◆ What needs to be done
Count every line that has the word "tanácsadó". Give the number, without anything more.
** Start of Task inputs **
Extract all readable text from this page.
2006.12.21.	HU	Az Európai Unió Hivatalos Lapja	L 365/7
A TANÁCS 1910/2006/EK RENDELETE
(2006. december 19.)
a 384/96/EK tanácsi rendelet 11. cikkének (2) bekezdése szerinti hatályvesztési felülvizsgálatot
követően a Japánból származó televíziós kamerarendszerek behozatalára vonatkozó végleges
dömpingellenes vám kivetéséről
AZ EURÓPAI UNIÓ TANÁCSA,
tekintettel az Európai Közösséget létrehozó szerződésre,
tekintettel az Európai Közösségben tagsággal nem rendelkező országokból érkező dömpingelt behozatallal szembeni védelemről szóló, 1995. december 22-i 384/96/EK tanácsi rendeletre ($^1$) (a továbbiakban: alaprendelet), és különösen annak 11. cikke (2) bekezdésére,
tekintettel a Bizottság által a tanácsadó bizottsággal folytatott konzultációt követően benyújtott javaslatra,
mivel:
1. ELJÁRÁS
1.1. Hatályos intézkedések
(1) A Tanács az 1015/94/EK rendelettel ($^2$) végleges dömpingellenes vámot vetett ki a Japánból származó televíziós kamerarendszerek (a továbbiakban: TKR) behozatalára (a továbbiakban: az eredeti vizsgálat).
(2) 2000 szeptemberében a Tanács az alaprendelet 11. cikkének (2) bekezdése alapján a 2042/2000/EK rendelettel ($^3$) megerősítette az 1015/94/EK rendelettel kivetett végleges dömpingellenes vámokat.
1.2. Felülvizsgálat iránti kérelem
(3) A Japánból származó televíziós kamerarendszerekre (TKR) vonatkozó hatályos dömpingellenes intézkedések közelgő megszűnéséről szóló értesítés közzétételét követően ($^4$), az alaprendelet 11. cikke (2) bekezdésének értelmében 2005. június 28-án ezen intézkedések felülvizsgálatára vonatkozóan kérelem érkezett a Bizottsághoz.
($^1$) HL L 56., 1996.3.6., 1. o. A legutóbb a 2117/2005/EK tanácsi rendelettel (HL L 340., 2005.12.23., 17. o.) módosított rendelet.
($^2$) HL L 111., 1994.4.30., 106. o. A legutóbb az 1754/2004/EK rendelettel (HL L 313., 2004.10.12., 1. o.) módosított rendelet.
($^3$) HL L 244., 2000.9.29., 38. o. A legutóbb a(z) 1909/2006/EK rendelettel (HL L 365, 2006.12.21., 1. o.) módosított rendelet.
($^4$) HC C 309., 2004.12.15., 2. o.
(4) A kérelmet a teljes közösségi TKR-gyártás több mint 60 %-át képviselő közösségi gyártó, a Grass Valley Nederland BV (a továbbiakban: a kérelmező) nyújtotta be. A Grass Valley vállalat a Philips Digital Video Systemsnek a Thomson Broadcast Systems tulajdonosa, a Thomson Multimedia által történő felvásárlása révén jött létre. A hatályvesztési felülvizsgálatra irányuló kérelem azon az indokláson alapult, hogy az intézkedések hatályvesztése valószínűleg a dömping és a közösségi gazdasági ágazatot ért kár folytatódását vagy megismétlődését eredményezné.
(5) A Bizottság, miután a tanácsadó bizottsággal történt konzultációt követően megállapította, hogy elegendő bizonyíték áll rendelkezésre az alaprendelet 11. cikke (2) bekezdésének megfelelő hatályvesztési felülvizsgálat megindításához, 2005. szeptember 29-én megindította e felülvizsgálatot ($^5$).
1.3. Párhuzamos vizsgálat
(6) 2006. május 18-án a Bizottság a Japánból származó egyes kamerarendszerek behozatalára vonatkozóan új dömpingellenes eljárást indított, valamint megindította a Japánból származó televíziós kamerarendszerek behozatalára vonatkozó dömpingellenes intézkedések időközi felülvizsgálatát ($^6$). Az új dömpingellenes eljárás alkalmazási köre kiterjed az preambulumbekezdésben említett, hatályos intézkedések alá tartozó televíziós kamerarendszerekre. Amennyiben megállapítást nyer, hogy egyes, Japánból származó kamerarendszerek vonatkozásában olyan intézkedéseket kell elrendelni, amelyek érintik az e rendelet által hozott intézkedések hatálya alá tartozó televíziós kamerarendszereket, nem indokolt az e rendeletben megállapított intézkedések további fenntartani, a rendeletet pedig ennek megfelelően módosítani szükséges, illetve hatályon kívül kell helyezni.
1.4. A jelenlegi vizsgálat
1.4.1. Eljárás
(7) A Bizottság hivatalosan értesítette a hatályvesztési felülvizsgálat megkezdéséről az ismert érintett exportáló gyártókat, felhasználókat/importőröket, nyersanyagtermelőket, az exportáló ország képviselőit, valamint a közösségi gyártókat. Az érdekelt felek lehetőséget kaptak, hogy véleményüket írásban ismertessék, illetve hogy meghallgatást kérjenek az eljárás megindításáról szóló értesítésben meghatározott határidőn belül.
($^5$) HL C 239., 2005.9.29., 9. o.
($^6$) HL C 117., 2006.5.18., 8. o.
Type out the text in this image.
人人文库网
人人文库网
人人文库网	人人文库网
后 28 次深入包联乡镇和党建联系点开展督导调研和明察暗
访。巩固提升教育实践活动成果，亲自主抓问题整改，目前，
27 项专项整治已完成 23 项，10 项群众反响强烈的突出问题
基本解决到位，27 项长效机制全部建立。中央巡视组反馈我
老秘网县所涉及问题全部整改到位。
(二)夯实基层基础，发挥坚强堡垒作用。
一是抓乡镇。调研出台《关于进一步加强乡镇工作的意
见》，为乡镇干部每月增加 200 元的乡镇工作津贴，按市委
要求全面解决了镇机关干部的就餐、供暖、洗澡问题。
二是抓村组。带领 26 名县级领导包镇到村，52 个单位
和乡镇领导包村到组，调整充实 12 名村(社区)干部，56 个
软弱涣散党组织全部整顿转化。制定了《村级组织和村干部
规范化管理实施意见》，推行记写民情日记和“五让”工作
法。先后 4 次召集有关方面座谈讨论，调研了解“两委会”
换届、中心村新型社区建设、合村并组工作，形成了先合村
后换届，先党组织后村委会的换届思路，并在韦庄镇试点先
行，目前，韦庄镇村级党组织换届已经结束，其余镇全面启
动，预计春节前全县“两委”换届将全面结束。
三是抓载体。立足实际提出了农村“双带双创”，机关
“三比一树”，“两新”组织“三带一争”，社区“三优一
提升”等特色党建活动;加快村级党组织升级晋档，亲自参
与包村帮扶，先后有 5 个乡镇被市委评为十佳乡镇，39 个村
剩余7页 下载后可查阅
** End of Task inputs **
◆ Exercise solution
2